Dataset records:
★ ★ ★ ★ ★ ★ ★

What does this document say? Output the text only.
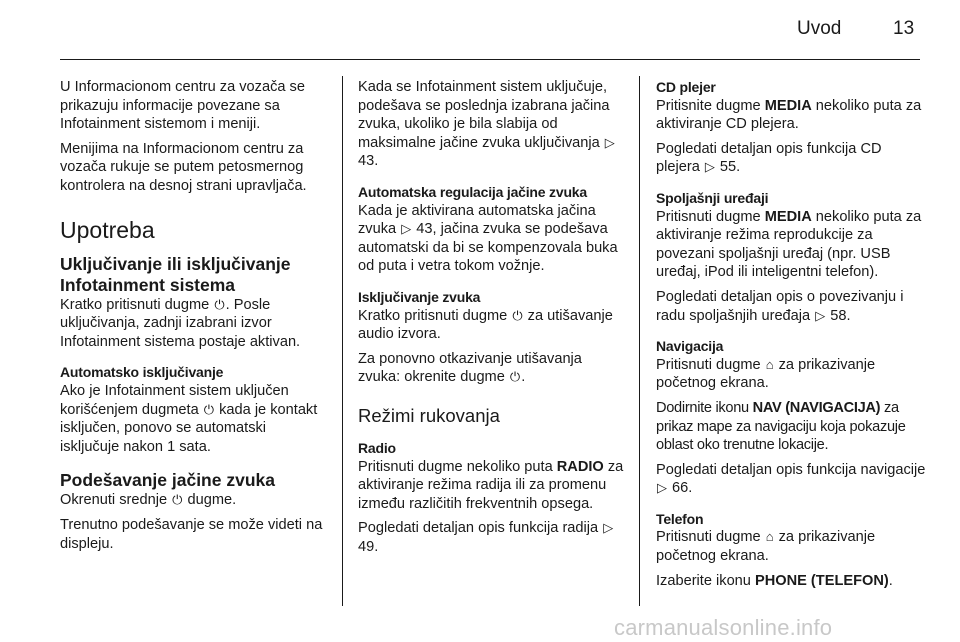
Uvod	13

U Informacionom centru za vozača se prikazuju informacije povezane sa Infotainment sistemom i meniji.

Menijima na Informacionom centru za vozača rukuje se putem petosmernog kontrolera na desnoj strani upravljača.

Upotreba
Uključivanje ili isključivanje Infotainment sistema

Kratko pritisnuti dugme ⏻. Posle uključivanja, zadnji izabrani izvor Infotainment sistema postaje aktivan.

Automatsko isključivanje

Ako je Infotainment sistem uključen korišćenjem dugmeta ⏻ kada je kontakt isključen, ponovo se automatski isključuje nakon 1 sata.

Podešavanje jačine zvuka

Okrenuti srednje ⏻ dugme.

Trenutno podešavanje se može videti na displeju.

Kada se Infotainment sistem uključuje, podešava se poslednja izabrana jačina zvuka, ukoliko je bila slabija od maksimalne jačine zvuka uključivanja ▷ 43.

Automatska regulacija jačine zvuka

Kada je aktivirana automatska jačina zvuka ▷ 43, jačina zvuka se podešava automatski da bi se kompenzovala buka od puta i vetra tokom vožnje.

Isključivanje zvuka

Kratko pritisnuti dugme ⏻ za utišavanje audio izvora.

Za ponovno otkazivanje utišavanja zvuka: okrenite dugme ⏻.

Režimi rukovanja
Radio

Pritisnuti dugme nekoliko puta RADIO za aktiviranje režima radija ili za promenu između različitih frekventnih opsega.

Pogledati detaljan opis funkcija radija ▷ 49.

CD plejer

Pritisnite dugme MEDIA nekoliko puta za aktiviranje CD plejera.

Pogledati detaljan opis funkcija CD plejera ▷ 55.

Spoljašnji uređaji

Pritisnuti dugme MEDIA nekoliko puta za aktiviranje režima reprodukcije za povezani spoljašnji uređaj (npr. USB uređaj, iPod ili inteligentni telefon).

Pogledati detaljan opis o povezivanju i radu spoljašnjih uređaja ▷ 58.

Navigacija

Pritisnuti dugme ⌂ za prikazivanje početnog ekrana.

Dodirnite ikonu NAV (NAVIGACIJA) za prikaz mape za navigaciju koja pokazuje oblast oko trenutne lokacije.

Pogledati detaljan opis funkcija navigacije ▷ 66.

Telefon

Pritisnuti dugme ⌂ za prikazivanje početnog ekrana.

Izaberite ikonu PHONE (TELEFON).

carmanualsonline.info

★ ★ ★ ★ ★ ★ ★

**WHAT THE TASK ASKS**
Will you restate every entry word for word and omit the images?

**FINAL ANSWER**
What does this document say? Output the text only.
Uvod	13

U Informacionom centru za vozača se prikazuju informacije povezane sa Infotainment sistemom i meniji.

Menijima na Informacionom centru za vozača rukuje se putem petosmernog kontrolera na desnoj strani upravljača.

Upotreba
Uključivanje ili isključivanje Infotainment sistema

Kratko pritisnuti dugme ⏻. Posle uključivanja, zadnji izabrani izvor Infotainment sistema postaje aktivan.

Automatsko isključivanje

Ako je Infotainment sistem uključen korišćenjem dugmeta ⏻ kada je kontakt isključen, ponovo se automatski isključuje nakon 1 sata.

Podešavanje jačine zvuka

Okrenuti srednje ⏻ dugme.

Trenutno podešavanje se može videti na displeju.

Kada se Infotainment sistem uključuje, podešava se poslednja izabrana jačina zvuka, ukoliko je bila slabija od maksimalne jačine zvuka uključivanja ▷ 43.

Automatska regulacija jačine zvuka

Kada je aktivirana automatska jačina zvuka ▷ 43, jačina zvuka se podešava automatski da bi se kompenzovala buka od puta i vetra tokom vožnje.

Isključivanje zvuka

Kratko pritisnuti dugme ⏻ za utišavanje audio izvora.

Za ponovno otkazivanje utišavanja zvuka: okrenite dugme ⏻.

Režimi rukovanja
Radio

Pritisnuti dugme nekoliko puta RADIO za aktiviranje režima radija ili za promenu između različitih frekventnih opsega.

Pogledati detaljan opis funkcija radija ▷ 49.

CD plejer

Pritisnite dugme MEDIA nekoliko puta za aktiviranje CD plejera.

Pogledati detaljan opis funkcija CD plejera ▷ 55.

Spoljašnji uređaji

Pritisnuti dugme MEDIA nekoliko puta za aktiviranje režima reprodukcije za povezani spoljašnji uređaj (npr. USB uređaj, iPod ili inteligentni telefon).

Pogledati detaljan opis o povezivanju i radu spoljašnjih uređaja ▷ 58.

Navigacija

Pritisnuti dugme ⌂ za prikazivanje početnog ekrana.

Dodirnite ikonu NAV (NAVIGACIJA) za prikaz mape za navigaciju koja pokazuje oblast oko trenutne lokacije.

Pogledati detaljan opis funkcija navigacije ▷ 66.

Telefon

Pritisnuti dugme ⌂ za prikazivanje početnog ekrana.

Izaberite ikonu PHONE (TELEFON).

carmanualsonline.info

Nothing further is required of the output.